*** Recorded data

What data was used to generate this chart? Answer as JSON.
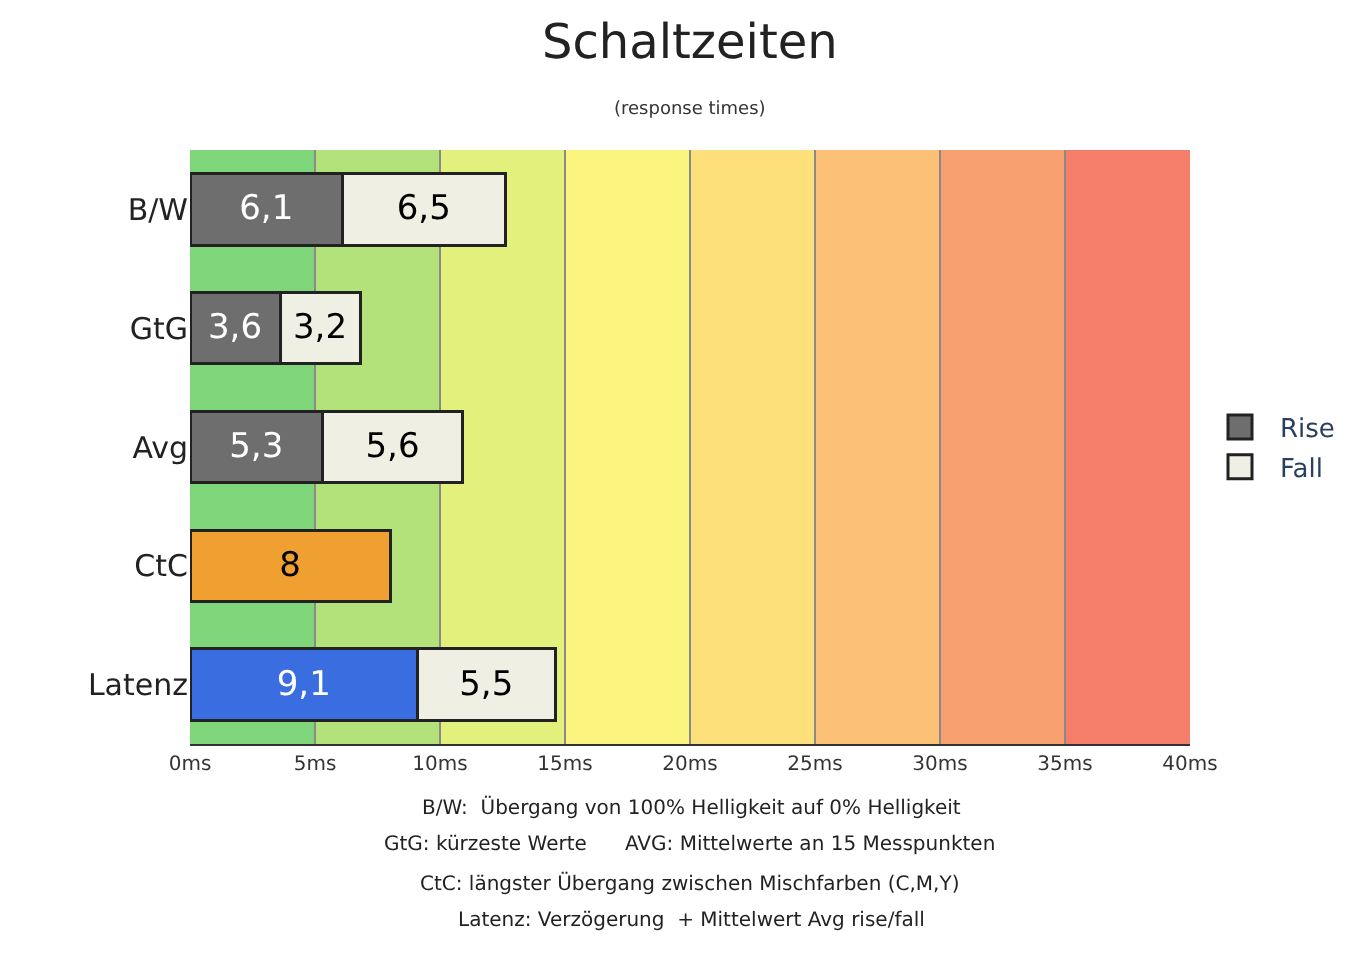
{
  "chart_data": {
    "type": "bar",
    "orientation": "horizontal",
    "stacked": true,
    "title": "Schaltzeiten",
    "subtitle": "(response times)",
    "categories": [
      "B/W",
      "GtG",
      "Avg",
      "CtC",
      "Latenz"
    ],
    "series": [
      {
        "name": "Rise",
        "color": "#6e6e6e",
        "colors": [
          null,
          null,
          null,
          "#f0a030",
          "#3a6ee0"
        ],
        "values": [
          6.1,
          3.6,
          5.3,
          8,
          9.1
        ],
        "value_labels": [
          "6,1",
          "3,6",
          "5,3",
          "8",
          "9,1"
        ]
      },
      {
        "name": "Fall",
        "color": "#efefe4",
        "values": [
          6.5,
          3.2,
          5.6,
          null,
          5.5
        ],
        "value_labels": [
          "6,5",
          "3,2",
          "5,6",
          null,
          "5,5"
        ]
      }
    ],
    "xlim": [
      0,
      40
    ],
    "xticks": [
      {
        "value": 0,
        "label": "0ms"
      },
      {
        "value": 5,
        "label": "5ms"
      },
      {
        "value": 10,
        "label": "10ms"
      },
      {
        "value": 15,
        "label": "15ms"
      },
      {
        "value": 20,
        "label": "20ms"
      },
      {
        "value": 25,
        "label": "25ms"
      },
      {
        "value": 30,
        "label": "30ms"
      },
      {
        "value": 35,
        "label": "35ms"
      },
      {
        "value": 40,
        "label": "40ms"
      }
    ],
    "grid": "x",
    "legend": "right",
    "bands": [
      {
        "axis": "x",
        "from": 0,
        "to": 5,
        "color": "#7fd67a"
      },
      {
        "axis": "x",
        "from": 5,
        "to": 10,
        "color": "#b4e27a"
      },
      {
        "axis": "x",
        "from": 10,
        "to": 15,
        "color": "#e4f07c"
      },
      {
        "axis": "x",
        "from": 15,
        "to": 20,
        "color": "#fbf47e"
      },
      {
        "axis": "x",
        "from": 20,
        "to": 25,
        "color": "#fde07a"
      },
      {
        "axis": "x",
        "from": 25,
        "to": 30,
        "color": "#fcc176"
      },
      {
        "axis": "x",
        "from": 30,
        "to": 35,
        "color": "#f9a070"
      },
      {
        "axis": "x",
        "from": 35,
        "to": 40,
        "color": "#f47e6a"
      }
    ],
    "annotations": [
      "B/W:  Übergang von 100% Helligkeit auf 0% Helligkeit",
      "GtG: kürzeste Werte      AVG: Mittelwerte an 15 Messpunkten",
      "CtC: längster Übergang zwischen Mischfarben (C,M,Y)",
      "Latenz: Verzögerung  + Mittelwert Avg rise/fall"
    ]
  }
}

******

▶ Objective
Omit every picture, and otherwise quote the entries exactly.

▶ Full answer
What data was used to generate this chart? Answer as JSON.
{
  "chart_data": {
    "type": "bar",
    "orientation": "horizontal",
    "stacked": true,
    "title": "Schaltzeiten",
    "subtitle": "(response times)",
    "categories": [
      "B/W",
      "GtG",
      "Avg",
      "CtC",
      "Latenz"
    ],
    "series": [
      {
        "name": "Rise",
        "color": "#6e6e6e",
        "colors": [
          null,
          null,
          null,
          "#f0a030",
          "#3a6ee0"
        ],
        "values": [
          6.1,
          3.6,
          5.3,
          8,
          9.1
        ],
        "value_labels": [
          "6,1",
          "3,6",
          "5,3",
          "8",
          "9,1"
        ]
      },
      {
        "name": "Fall",
        "color": "#efefe4",
        "values": [
          6.5,
          3.2,
          5.6,
          null,
          5.5
        ],
        "value_labels": [
          "6,5",
          "3,2",
          "5,6",
          null,
          "5,5"
        ]
      }
    ],
    "xlim": [
      0,
      40
    ],
    "xticks": [
      {
        "value": 0,
        "label": "0ms"
      },
      {
        "value": 5,
        "label": "5ms"
      },
      {
        "value": 10,
        "label": "10ms"
      },
      {
        "value": 15,
        "label": "15ms"
      },
      {
        "value": 20,
        "label": "20ms"
      },
      {
        "value": 25,
        "label": "25ms"
      },
      {
        "value": 30,
        "label": "30ms"
      },
      {
        "value": 35,
        "label": "35ms"
      },
      {
        "value": 40,
        "label": "40ms"
      }
    ],
    "grid": "x",
    "legend": "right",
    "bands": [
      {
        "axis": "x",
        "from": 0,
        "to": 5,
        "color": "#7fd67a"
      },
      {
        "axis": "x",
        "from": 5,
        "to": 10,
        "color": "#b4e27a"
      },
      {
        "axis": "x",
        "from": 10,
        "to": 15,
        "color": "#e4f07c"
      },
      {
        "axis": "x",
        "from": 15,
        "to": 20,
        "color": "#fbf47e"
      },
      {
        "axis": "x",
        "from": 20,
        "to": 25,
        "color": "#fde07a"
      },
      {
        "axis": "x",
        "from": 25,
        "to": 30,
        "color": "#fcc176"
      },
      {
        "axis": "x",
        "from": 30,
        "to": 35,
        "color": "#f9a070"
      },
      {
        "axis": "x",
        "from": 35,
        "to": 40,
        "color": "#f47e6a"
      }
    ],
    "annotations": [
      "B/W:  Übergang von 100% Helligkeit auf 0% Helligkeit",
      "GtG: kürzeste Werte      AVG: Mittelwerte an 15 Messpunkten",
      "CtC: längster Übergang zwischen Mischfarben (C,M,Y)",
      "Latenz: Verzögerung  + Mittelwert Avg rise/fall"
    ]
  }
}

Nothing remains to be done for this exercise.